Aim
Each entry below must be repeated exactly, with pictures left out.
•••
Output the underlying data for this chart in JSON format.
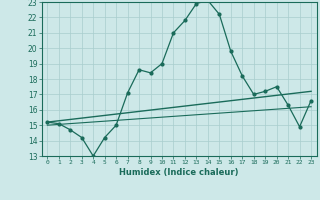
{
  "xlabel": "Humidex (Indice chaleur)",
  "xlim": [
    -0.5,
    23.5
  ],
  "ylim": [
    13,
    23
  ],
  "yticks": [
    13,
    14,
    15,
    16,
    17,
    18,
    19,
    20,
    21,
    22,
    23
  ],
  "xticks": [
    0,
    1,
    2,
    3,
    4,
    5,
    6,
    7,
    8,
    9,
    10,
    11,
    12,
    13,
    14,
    15,
    16,
    17,
    18,
    19,
    20,
    21,
    22,
    23
  ],
  "bg_color": "#cde8e8",
  "grid_color": "#a8cece",
  "line_color": "#1a6b5a",
  "line1_x": [
    0,
    1,
    2,
    3,
    4,
    5,
    6,
    7,
    8,
    9,
    10,
    11,
    12,
    13,
    14,
    15,
    16,
    17,
    18,
    19,
    20,
    21,
    22,
    23
  ],
  "line1_y": [
    15.2,
    15.1,
    14.7,
    14.2,
    13.0,
    14.2,
    15.0,
    17.1,
    18.6,
    18.4,
    19.0,
    21.0,
    21.8,
    22.9,
    23.1,
    22.2,
    19.8,
    18.2,
    17.0,
    17.2,
    17.5,
    16.3,
    14.9,
    16.6
  ],
  "line2_x": [
    0,
    23
  ],
  "line2_y": [
    15.2,
    17.2
  ],
  "line3_x": [
    0,
    23
  ],
  "line3_y": [
    15.0,
    16.2
  ]
}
•••
Result for this task
Output the underlying data for this chart in JSON format.
{
  "xlabel": "Humidex (Indice chaleur)",
  "xlim": [
    -0.5,
    23.5
  ],
  "ylim": [
    13,
    23
  ],
  "yticks": [
    13,
    14,
    15,
    16,
    17,
    18,
    19,
    20,
    21,
    22,
    23
  ],
  "xticks": [
    0,
    1,
    2,
    3,
    4,
    5,
    6,
    7,
    8,
    9,
    10,
    11,
    12,
    13,
    14,
    15,
    16,
    17,
    18,
    19,
    20,
    21,
    22,
    23
  ],
  "bg_color": "#cde8e8",
  "grid_color": "#a8cece",
  "line_color": "#1a6b5a",
  "line1_x": [
    0,
    1,
    2,
    3,
    4,
    5,
    6,
    7,
    8,
    9,
    10,
    11,
    12,
    13,
    14,
    15,
    16,
    17,
    18,
    19,
    20,
    21,
    22,
    23
  ],
  "line1_y": [
    15.2,
    15.1,
    14.7,
    14.2,
    13.0,
    14.2,
    15.0,
    17.1,
    18.6,
    18.4,
    19.0,
    21.0,
    21.8,
    22.9,
    23.1,
    22.2,
    19.8,
    18.2,
    17.0,
    17.2,
    17.5,
    16.3,
    14.9,
    16.6
  ],
  "line2_x": [
    0,
    23
  ],
  "line2_y": [
    15.2,
    17.2
  ],
  "line3_x": [
    0,
    23
  ],
  "line3_y": [
    15.0,
    16.2
  ]
}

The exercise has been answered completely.